Short exercise:
Read through the entries below and return each line with the word "我们爱和平".
— begin Material for this exercise —
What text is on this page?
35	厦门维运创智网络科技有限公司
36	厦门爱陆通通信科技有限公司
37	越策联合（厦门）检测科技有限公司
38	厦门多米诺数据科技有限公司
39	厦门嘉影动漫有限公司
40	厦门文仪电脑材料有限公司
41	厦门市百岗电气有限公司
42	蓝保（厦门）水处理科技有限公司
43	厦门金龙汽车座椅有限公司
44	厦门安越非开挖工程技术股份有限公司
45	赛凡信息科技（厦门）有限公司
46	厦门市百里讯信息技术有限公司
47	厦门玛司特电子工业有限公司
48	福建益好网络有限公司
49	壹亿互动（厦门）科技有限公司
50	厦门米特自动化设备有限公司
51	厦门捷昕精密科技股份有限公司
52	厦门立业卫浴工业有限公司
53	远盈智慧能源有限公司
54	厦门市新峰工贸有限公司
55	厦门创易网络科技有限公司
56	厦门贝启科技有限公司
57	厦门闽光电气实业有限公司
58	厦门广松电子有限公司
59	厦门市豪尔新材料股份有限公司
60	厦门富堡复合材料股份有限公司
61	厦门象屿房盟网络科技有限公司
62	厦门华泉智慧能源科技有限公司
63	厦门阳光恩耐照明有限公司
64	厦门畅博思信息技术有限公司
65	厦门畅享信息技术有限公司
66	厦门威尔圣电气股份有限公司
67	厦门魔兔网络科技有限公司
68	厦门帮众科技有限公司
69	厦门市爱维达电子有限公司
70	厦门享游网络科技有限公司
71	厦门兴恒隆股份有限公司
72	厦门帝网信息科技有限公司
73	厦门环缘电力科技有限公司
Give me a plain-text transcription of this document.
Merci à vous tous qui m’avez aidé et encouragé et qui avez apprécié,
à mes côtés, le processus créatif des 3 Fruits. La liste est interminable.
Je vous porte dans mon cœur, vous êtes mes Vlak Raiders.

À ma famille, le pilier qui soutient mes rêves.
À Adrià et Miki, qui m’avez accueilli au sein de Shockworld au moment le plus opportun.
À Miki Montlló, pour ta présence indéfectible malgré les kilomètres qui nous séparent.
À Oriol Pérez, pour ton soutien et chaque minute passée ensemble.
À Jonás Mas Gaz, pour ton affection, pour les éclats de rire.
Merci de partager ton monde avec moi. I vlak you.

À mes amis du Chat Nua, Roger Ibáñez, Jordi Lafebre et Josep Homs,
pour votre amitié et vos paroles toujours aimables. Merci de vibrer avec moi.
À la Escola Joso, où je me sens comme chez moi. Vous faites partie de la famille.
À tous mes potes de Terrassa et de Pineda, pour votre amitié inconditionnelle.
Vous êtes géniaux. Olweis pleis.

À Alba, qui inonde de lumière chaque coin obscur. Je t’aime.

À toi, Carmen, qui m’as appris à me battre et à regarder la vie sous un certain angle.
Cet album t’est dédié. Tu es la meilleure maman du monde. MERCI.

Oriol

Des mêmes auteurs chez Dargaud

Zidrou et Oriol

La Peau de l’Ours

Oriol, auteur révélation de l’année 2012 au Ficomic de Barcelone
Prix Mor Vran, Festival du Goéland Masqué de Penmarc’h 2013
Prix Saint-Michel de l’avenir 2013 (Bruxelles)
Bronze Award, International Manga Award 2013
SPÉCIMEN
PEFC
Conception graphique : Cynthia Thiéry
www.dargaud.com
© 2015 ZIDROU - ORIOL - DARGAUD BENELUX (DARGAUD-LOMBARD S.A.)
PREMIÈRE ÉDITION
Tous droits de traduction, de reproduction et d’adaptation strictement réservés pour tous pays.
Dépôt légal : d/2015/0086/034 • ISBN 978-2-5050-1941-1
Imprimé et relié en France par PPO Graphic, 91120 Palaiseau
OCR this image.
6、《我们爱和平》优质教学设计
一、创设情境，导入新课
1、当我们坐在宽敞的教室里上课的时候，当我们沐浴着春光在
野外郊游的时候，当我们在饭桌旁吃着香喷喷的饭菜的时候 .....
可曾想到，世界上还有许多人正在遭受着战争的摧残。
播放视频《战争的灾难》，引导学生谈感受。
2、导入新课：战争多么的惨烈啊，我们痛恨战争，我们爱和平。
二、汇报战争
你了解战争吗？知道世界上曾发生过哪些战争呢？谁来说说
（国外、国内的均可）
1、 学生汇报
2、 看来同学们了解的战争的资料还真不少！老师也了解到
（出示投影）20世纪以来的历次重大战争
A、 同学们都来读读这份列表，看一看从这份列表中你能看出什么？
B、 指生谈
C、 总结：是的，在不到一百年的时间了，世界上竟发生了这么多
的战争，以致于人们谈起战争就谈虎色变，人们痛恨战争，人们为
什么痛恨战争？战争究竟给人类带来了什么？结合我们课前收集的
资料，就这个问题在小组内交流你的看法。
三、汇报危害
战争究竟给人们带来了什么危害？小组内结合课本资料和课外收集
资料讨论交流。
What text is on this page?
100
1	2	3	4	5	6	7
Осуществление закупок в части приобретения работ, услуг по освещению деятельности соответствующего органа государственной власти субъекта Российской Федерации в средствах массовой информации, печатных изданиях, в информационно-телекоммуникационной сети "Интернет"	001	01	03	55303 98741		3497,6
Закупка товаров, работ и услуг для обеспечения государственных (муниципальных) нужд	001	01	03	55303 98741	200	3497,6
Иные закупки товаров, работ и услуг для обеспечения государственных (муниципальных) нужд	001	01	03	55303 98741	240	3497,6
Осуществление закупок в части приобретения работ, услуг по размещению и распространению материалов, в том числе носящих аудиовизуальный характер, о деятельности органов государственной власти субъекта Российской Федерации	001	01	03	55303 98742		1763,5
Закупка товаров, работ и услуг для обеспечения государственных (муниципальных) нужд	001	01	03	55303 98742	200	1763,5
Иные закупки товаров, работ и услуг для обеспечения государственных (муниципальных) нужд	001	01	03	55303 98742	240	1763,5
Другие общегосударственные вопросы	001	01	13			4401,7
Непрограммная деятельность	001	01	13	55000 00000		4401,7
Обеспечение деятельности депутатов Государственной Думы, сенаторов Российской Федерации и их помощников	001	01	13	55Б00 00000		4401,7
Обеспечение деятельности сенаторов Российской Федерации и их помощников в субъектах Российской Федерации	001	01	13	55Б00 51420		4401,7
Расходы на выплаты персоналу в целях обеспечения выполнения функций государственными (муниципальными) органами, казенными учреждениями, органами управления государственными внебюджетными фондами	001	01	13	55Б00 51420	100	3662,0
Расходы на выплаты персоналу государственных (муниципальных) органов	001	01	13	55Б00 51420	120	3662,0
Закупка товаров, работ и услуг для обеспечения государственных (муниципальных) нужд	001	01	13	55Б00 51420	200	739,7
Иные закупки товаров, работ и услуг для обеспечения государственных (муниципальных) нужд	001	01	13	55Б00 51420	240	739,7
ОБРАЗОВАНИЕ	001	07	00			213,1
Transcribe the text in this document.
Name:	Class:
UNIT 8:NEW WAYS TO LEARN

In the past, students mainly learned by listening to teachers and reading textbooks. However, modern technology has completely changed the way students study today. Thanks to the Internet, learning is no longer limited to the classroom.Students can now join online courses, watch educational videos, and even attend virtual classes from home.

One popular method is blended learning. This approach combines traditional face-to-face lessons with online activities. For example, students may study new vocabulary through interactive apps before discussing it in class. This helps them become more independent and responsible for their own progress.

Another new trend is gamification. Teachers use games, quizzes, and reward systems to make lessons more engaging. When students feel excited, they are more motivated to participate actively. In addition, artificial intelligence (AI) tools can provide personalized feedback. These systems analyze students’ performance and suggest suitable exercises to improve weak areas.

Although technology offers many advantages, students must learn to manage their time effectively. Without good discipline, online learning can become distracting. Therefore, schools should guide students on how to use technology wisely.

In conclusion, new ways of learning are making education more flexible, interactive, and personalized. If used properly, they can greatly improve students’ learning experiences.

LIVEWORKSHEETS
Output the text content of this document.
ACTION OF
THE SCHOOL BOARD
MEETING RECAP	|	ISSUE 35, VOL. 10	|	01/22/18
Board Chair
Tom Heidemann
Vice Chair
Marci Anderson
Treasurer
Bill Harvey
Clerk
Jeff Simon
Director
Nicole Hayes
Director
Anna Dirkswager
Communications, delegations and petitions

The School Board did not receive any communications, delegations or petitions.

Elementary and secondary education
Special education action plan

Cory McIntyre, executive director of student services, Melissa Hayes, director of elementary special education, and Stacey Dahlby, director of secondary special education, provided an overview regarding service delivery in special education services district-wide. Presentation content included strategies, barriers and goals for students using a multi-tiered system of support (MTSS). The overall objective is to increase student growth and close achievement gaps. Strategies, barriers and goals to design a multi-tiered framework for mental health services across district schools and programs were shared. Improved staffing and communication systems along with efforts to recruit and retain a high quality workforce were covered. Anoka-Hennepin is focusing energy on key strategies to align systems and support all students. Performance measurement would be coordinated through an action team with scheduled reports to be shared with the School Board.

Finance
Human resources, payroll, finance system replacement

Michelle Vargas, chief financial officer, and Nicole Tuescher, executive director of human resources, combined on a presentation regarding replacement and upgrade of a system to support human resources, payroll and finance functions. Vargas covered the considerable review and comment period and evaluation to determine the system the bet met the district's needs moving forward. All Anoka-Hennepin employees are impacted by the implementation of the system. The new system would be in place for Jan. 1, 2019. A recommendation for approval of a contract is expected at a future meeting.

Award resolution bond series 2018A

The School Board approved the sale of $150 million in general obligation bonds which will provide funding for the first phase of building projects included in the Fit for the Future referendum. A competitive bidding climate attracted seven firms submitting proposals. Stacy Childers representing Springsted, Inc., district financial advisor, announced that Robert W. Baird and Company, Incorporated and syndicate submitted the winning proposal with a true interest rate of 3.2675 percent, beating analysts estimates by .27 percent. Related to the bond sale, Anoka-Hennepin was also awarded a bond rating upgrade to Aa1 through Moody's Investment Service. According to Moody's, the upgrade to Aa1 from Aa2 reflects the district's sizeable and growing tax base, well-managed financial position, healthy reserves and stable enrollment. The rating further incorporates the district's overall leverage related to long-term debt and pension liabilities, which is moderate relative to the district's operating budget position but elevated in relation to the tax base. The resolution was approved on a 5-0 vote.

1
— end Material for this exercise —
Task answer:
6、《我们爱和平》优质教学设计
2、导入新课：战争多么的惨烈啊，我们痛恨战争，我们爱和平。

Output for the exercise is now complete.